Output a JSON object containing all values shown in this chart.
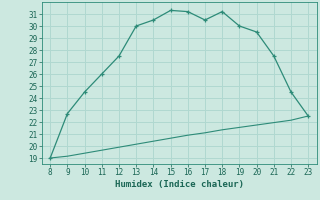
{
  "xlabel": "Humidex (Indice chaleur)",
  "x_main": [
    8,
    9,
    10,
    11,
    12,
    13,
    14,
    15,
    16,
    17,
    18,
    19,
    20,
    21,
    22,
    23
  ],
  "y_main": [
    19,
    22.7,
    24.5,
    26,
    27.5,
    30,
    30.5,
    31.3,
    31.2,
    30.5,
    31.2,
    30,
    29.5,
    27.5,
    24.5,
    22.5
  ],
  "x_bottom": [
    8,
    9,
    10,
    11,
    12,
    13,
    14,
    15,
    16,
    17,
    18,
    19,
    20,
    21,
    22,
    23
  ],
  "y_bottom": [
    19.0,
    19.15,
    19.4,
    19.65,
    19.9,
    20.15,
    20.4,
    20.65,
    20.9,
    21.1,
    21.35,
    21.55,
    21.75,
    21.95,
    22.15,
    22.5
  ],
  "line_color": "#2d8b78",
  "bg_color": "#cce8e0",
  "grid_color": "#b0d8d0",
  "text_color": "#1a6655",
  "xlim": [
    7.5,
    23.5
  ],
  "ylim": [
    18.5,
    32.0
  ],
  "xticks": [
    8,
    9,
    10,
    11,
    12,
    13,
    14,
    15,
    16,
    17,
    18,
    19,
    20,
    21,
    22,
    23
  ],
  "yticks": [
    19,
    20,
    21,
    22,
    23,
    24,
    25,
    26,
    27,
    28,
    29,
    30,
    31
  ]
}
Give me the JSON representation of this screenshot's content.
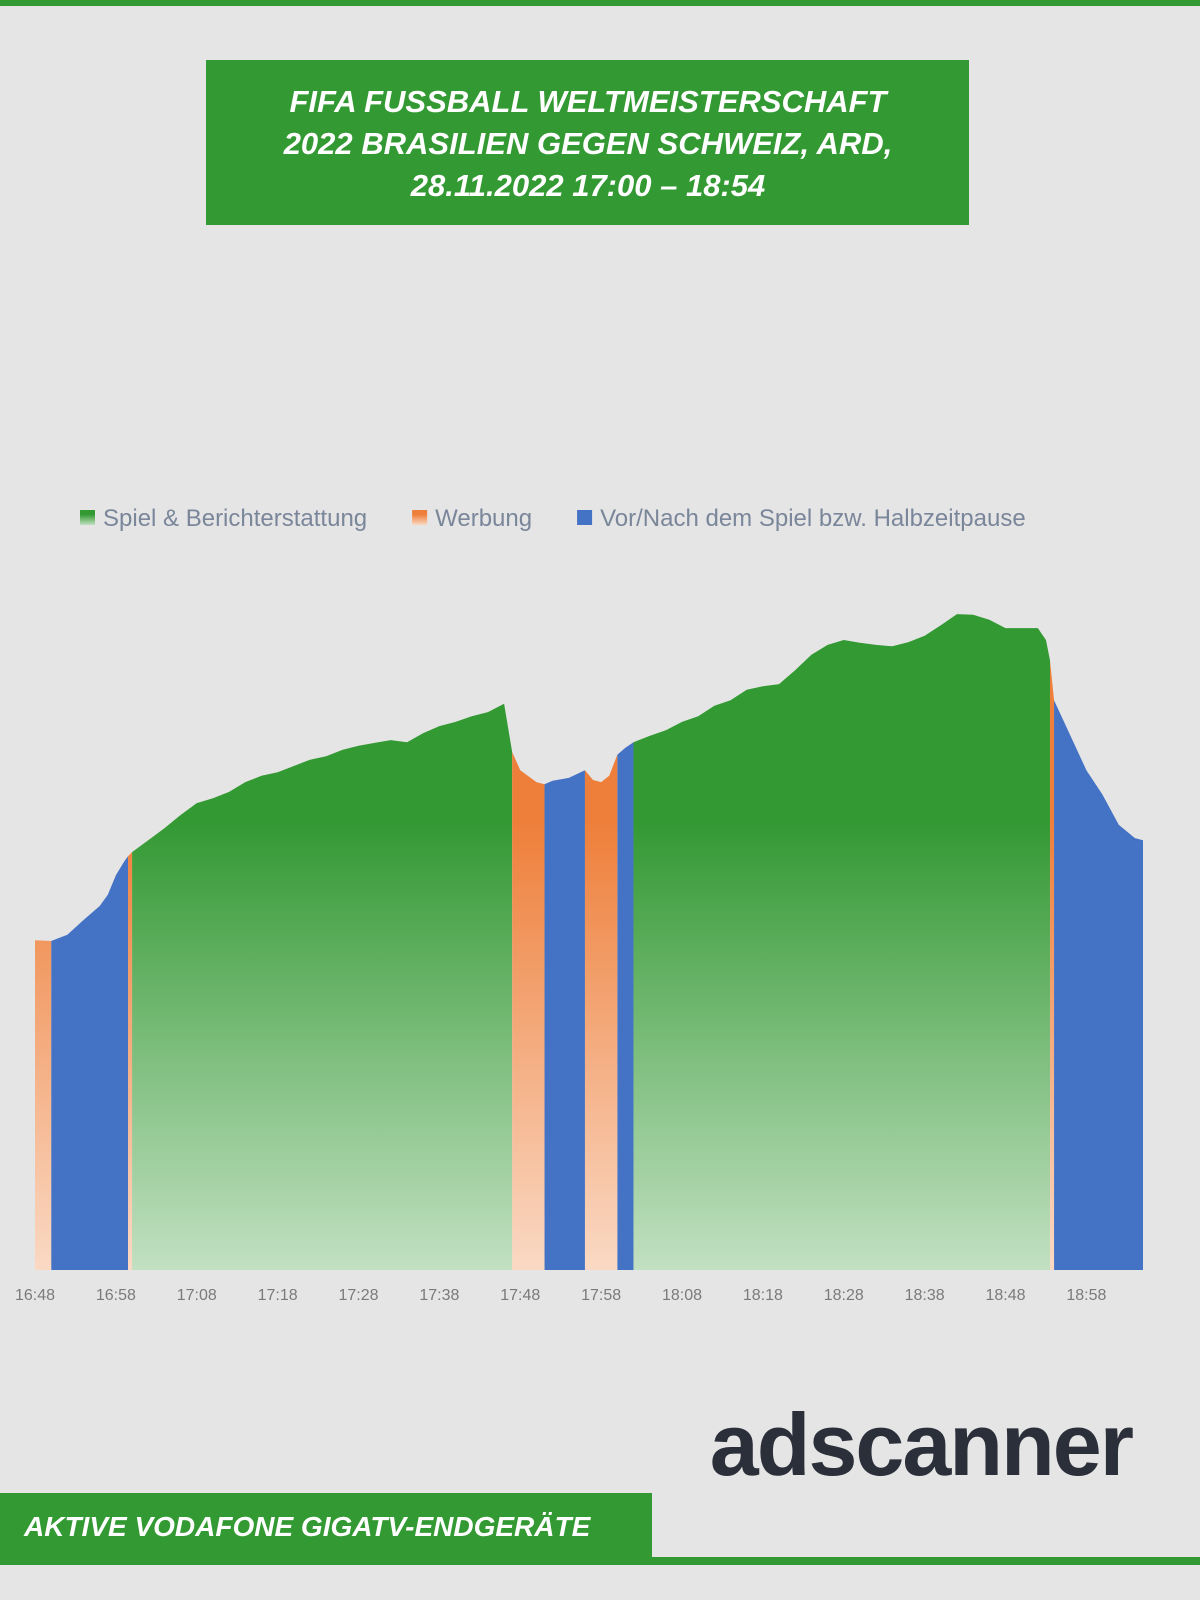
{
  "chart_data": {
    "type": "area",
    "title": [
      "FIFA FUSSBALL WELTMEISTERSCHAFT",
      "2022 BRASILIEN GEGEN SCHWEIZ, ARD,",
      "28.11.2022 17:00 – 18:54"
    ],
    "x": [
      1008,
      1010,
      1012,
      1014,
      1016,
      1017,
      1018,
      1019,
      1019.5,
      1020,
      1022,
      1024,
      1026,
      1028,
      1030,
      1032,
      1034,
      1036,
      1038,
      1040,
      1042,
      1044,
      1046,
      1048,
      1050,
      1052,
      1054,
      1056,
      1058,
      1060,
      1062,
      1064,
      1066,
      1067,
      1068,
      1070,
      1071,
      1072,
      1074,
      1076,
      1077,
      1078,
      1079,
      1080,
      1081,
      1082,
      1084,
      1086,
      1088,
      1090,
      1092,
      1094,
      1096,
      1098,
      1100,
      1102,
      1104,
      1106,
      1108,
      1110,
      1112,
      1114,
      1116,
      1118,
      1120,
      1122,
      1124,
      1126,
      1128,
      1130,
      1132,
      1133,
      1133.5,
      1134,
      1136,
      1138,
      1140,
      1142,
      1144,
      1145
    ],
    "series": [
      {
        "name": "Spiel & Berichterstattung",
        "color": "#339933",
        "gradient": true,
        "values": [
          null,
          null,
          null,
          null,
          null,
          null,
          null,
          null,
          null,
          59.7,
          61.4,
          63.1,
          65,
          66.7,
          67.4,
          68.3,
          69.7,
          70.6,
          71.1,
          72,
          72.9,
          73.4,
          74.3,
          74.9,
          75.3,
          75.7,
          75.4,
          76.7,
          77.7,
          78.3,
          79.1,
          79.7,
          80.9,
          74,
          null,
          null,
          null,
          null,
          null,
          null,
          null,
          null,
          null,
          null,
          null,
          75.4,
          76.3,
          77.1,
          78.3,
          79.1,
          80.6,
          81.4,
          82.9,
          83.4,
          83.7,
          85.7,
          87.9,
          89.3,
          90,
          89.6,
          89.3,
          89.1,
          89.7,
          90.6,
          92.1,
          93.7,
          93.6,
          92.9,
          91.7,
          91.7,
          91.7,
          90,
          87.1,
          null,
          null,
          null,
          null,
          null,
          null,
          null
        ]
      },
      {
        "name": "Werbung",
        "color": "#ee7f3a",
        "gradient": true,
        "values": [
          47.1,
          47,
          null,
          null,
          null,
          null,
          null,
          null,
          59.1,
          59.7,
          null,
          null,
          null,
          null,
          null,
          null,
          null,
          null,
          null,
          null,
          null,
          null,
          null,
          null,
          null,
          null,
          null,
          null,
          null,
          null,
          null,
          null,
          null,
          74,
          71.4,
          69.7,
          69.4,
          null,
          null,
          71.4,
          70,
          69.7,
          70.6,
          73.6,
          null,
          null,
          null,
          null,
          null,
          null,
          null,
          null,
          null,
          null,
          null,
          null,
          null,
          null,
          null,
          null,
          null,
          null,
          null,
          null,
          null,
          null,
          null,
          null,
          null,
          null,
          null,
          null,
          87.1,
          81.4,
          null,
          null,
          null,
          null,
          null,
          null
        ]
      },
      {
        "name": "Vor/Nach dem Spiel bzw. Halbzeitpause",
        "color": "#4472c4",
        "gradient": false,
        "values": [
          null,
          47,
          47.9,
          50,
          52,
          53.6,
          56.4,
          58.3,
          59.1,
          null,
          null,
          null,
          null,
          null,
          null,
          null,
          null,
          null,
          null,
          null,
          null,
          null,
          null,
          null,
          null,
          null,
          null,
          null,
          null,
          null,
          null,
          null,
          null,
          null,
          null,
          null,
          69.4,
          69.9,
          70.3,
          71.4,
          null,
          null,
          null,
          73.6,
          74.6,
          75.4,
          null,
          null,
          null,
          null,
          null,
          null,
          null,
          null,
          null,
          null,
          null,
          null,
          null,
          null,
          null,
          null,
          null,
          null,
          null,
          null,
          null,
          null,
          null,
          null,
          null,
          null,
          null,
          81.4,
          76.4,
          71.4,
          67.9,
          63.6,
          61.7,
          61.4
        ]
      }
    ],
    "xlim": [
      1008,
      1145
    ],
    "ylim": [
      0,
      100
    ],
    "xticks": [
      {
        "value": 1008,
        "label": "16:48"
      },
      {
        "value": 1018,
        "label": "16:58"
      },
      {
        "value": 1028,
        "label": "17:08"
      },
      {
        "value": 1038,
        "label": "17:18"
      },
      {
        "value": 1048,
        "label": "17:28"
      },
      {
        "value": 1058,
        "label": "17:38"
      },
      {
        "value": 1068,
        "label": "17:48"
      },
      {
        "value": 1078,
        "label": "17:58"
      },
      {
        "value": 1088,
        "label": "18:08"
      },
      {
        "value": 1098,
        "label": "18:18"
      },
      {
        "value": 1108,
        "label": "18:28"
      },
      {
        "value": 1118,
        "label": "18:38"
      },
      {
        "value": 1128,
        "label": "18:48"
      },
      {
        "value": 1138,
        "label": "18:58"
      }
    ],
    "grid": false
  },
  "logo": "adscanner",
  "footer": "AKTIVE VODAFONE GIGATV-ENDGERÄTE"
}
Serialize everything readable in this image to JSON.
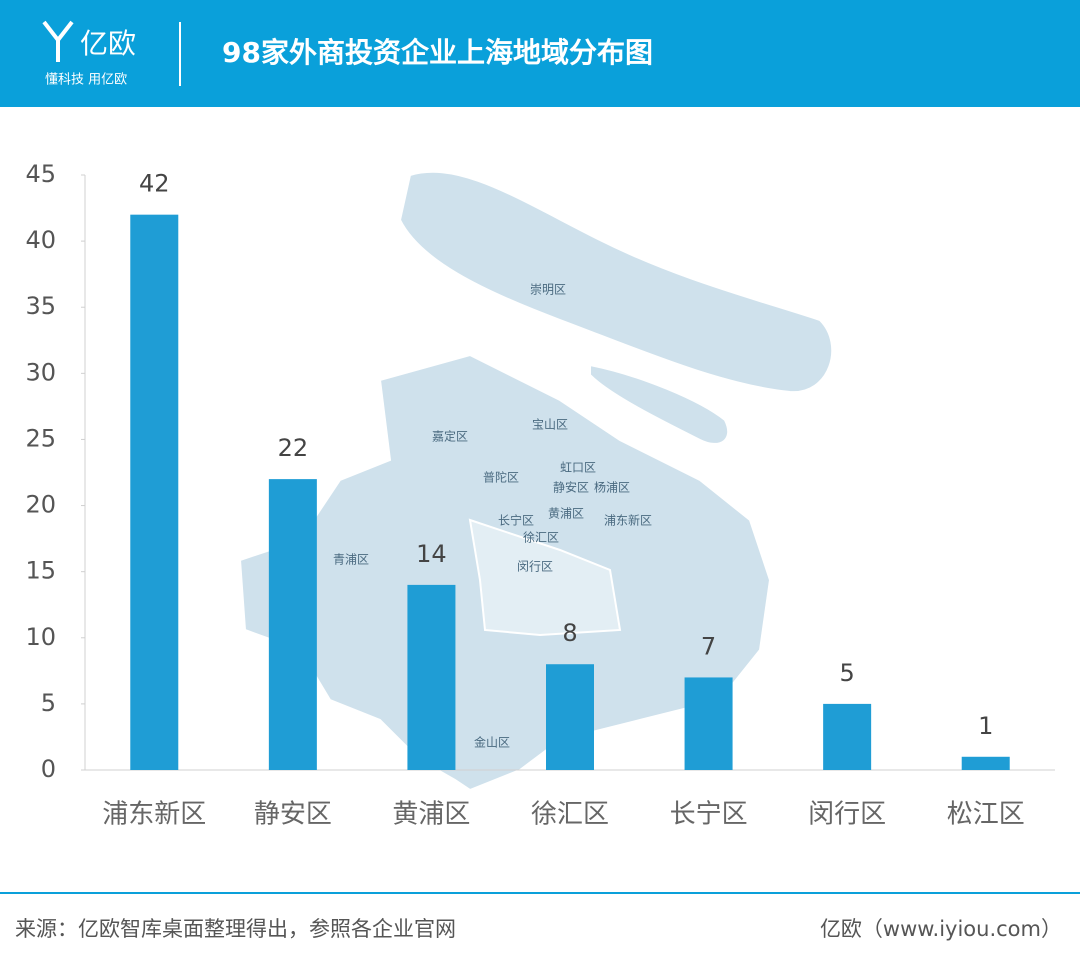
{
  "header": {
    "logo": "亿欧",
    "slogan": "懂科技 用亿欧",
    "title": "98家外商投资企业上海地域分布图"
  },
  "map": {
    "labels": [
      "崇明区",
      "嘉定区",
      "宝山区",
      "普陀区",
      "虹口区",
      "静安区",
      "杨浦区",
      "长宁区",
      "黄浦区",
      "浦东新区",
      "徐汇区",
      "青浦区",
      "闵行区",
      "金山区"
    ]
  },
  "chart_data": {
    "type": "bar",
    "categories": [
      "浦东新区",
      "静安区",
      "黄浦区",
      "徐汇区",
      "长宁区",
      "闵行区",
      "松江区"
    ],
    "values": [
      42,
      22,
      14,
      8,
      7,
      5,
      1
    ],
    "color": "#1f9dd5",
    "ylim": [
      0,
      45
    ],
    "yticks": [
      0,
      5,
      10,
      15,
      20,
      25,
      30,
      35,
      40,
      45
    ]
  },
  "footer": {
    "source": "来源：亿欧智库桌面整理得出，参照各企业官网",
    "site": "亿欧（www.iyiou.com）"
  }
}
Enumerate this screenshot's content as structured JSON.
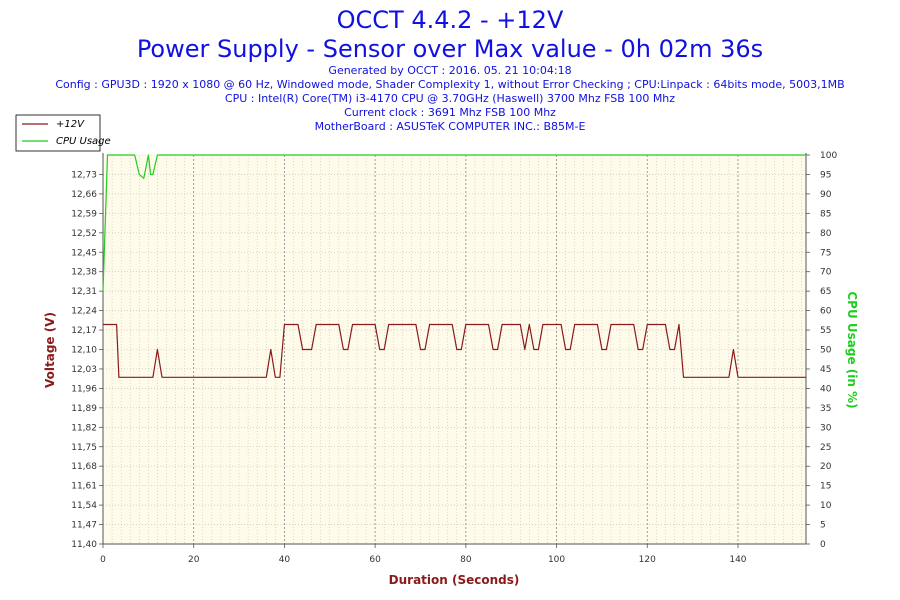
{
  "header": {
    "title": "OCCT 4.4.2 - +12V",
    "subtitle": "Power Supply - Sensor over Max value - 0h 02m 36s",
    "info_lines": [
      "Generated by OCCT : 2016. 05. 21 10:04:18",
      "Config : GPU3D : 1920 x 1080 @ 60 Hz, Windowed mode, Shader Complexity 1, without Error Checking ; CPU:Linpack : 64bits mode, 5003,1MB",
      "CPU : Intel(R) Core(TM) i3-4170 CPU @ 3.70GHz (Haswell) 3700 Mhz FSB 100 Mhz",
      "Current clock : 3691 Mhz FSB 100 Mhz",
      "MotherBoard : ASUSTeK COMPUTER INC.: B85M-E"
    ]
  },
  "colors": {
    "voltage": "#8b1a1a",
    "cpu": "#22cc22",
    "title": "#1010e0",
    "plot_bg": "#fffbeb",
    "grid": "#bbbbbb"
  },
  "chart_data": {
    "type": "line",
    "xlabel": "Duration (Seconds)",
    "ylabel_left": "Voltage (V)",
    "ylabel_right": "CPU Usage (in %)",
    "xlim": [
      0,
      155
    ],
    "ylim_left": [
      11.4,
      12.8
    ],
    "ylim_right": [
      0,
      100
    ],
    "x_ticks": [
      "0",
      "20",
      "40",
      "60",
      "80",
      "100",
      "120",
      "140"
    ],
    "y_left_ticks": [
      "11,40",
      "11,47",
      "11,54",
      "11,61",
      "11,68",
      "11,75",
      "11,82",
      "11,89",
      "11,96",
      "12,03",
      "12,10",
      "12,17",
      "12,24",
      "12,31",
      "12,38",
      "12,45",
      "12,52",
      "12,59",
      "12,66",
      "12,73"
    ],
    "y_right_ticks": [
      "0",
      "5",
      "10",
      "15",
      "20",
      "25",
      "30",
      "35",
      "40",
      "45",
      "50",
      "55",
      "60",
      "65",
      "70",
      "75",
      "80",
      "85",
      "90",
      "95",
      "100"
    ],
    "grid": true,
    "legend_position": "top-left",
    "series": [
      {
        "name": "+12V",
        "axis": "left",
        "points": [
          [
            0,
            12.19
          ],
          [
            3,
            12.19
          ],
          [
            3.5,
            12.0
          ],
          [
            11,
            12.0
          ],
          [
            12,
            12.1
          ],
          [
            13,
            12.0
          ],
          [
            36,
            12.0
          ],
          [
            37,
            12.1
          ],
          [
            38,
            12.0
          ],
          [
            39,
            12.0
          ],
          [
            40,
            12.19
          ],
          [
            43,
            12.19
          ],
          [
            44,
            12.1
          ],
          [
            46,
            12.1
          ],
          [
            47,
            12.19
          ],
          [
            52,
            12.19
          ],
          [
            53,
            12.1
          ],
          [
            54,
            12.1
          ],
          [
            55,
            12.19
          ],
          [
            60,
            12.19
          ],
          [
            61,
            12.1
          ],
          [
            62,
            12.1
          ],
          [
            63,
            12.19
          ],
          [
            69,
            12.19
          ],
          [
            70,
            12.1
          ],
          [
            71,
            12.1
          ],
          [
            72,
            12.19
          ],
          [
            77,
            12.19
          ],
          [
            78,
            12.1
          ],
          [
            79,
            12.1
          ],
          [
            80,
            12.19
          ],
          [
            85,
            12.19
          ],
          [
            86,
            12.1
          ],
          [
            87,
            12.1
          ],
          [
            88,
            12.19
          ],
          [
            92,
            12.19
          ],
          [
            93,
            12.1
          ],
          [
            94,
            12.19
          ],
          [
            95,
            12.1
          ],
          [
            96,
            12.1
          ],
          [
            97,
            12.19
          ],
          [
            101,
            12.19
          ],
          [
            102,
            12.1
          ],
          [
            103,
            12.1
          ],
          [
            104,
            12.19
          ],
          [
            109,
            12.19
          ],
          [
            110,
            12.1
          ],
          [
            111,
            12.1
          ],
          [
            112,
            12.19
          ],
          [
            117,
            12.19
          ],
          [
            118,
            12.1
          ],
          [
            119,
            12.1
          ],
          [
            120,
            12.19
          ],
          [
            124,
            12.19
          ],
          [
            125,
            12.1
          ],
          [
            126,
            12.1
          ],
          [
            127,
            12.19
          ],
          [
            128,
            12.0
          ],
          [
            138,
            12.0
          ],
          [
            139,
            12.1
          ],
          [
            140,
            12.0
          ],
          [
            155,
            12.0
          ]
        ]
      },
      {
        "name": "CPU Usage",
        "axis": "right",
        "points": [
          [
            0,
            65
          ],
          [
            1,
            100
          ],
          [
            7,
            100
          ],
          [
            8,
            95
          ],
          [
            9,
            94
          ],
          [
            10,
            100
          ],
          [
            10.5,
            95
          ],
          [
            11,
            95
          ],
          [
            12,
            100
          ],
          [
            155,
            100
          ]
        ]
      }
    ]
  }
}
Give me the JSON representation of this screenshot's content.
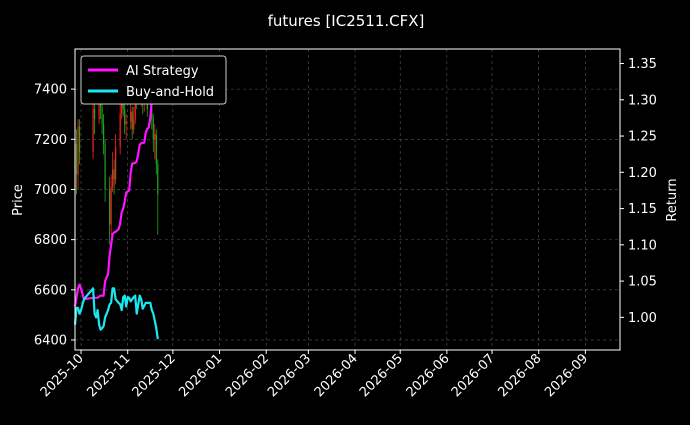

--------------------

Problem to work on: Scan the records above for the string "name", then report every line that contains it.

Full answer:
        "name": "Spiel & Berichterstattung",
        "name": "Werbung",
        "name": "Vor/Nach dem Spiel bzw. Halbzeitpause",
        "name": "+12V",
        "name": "CPU Usage",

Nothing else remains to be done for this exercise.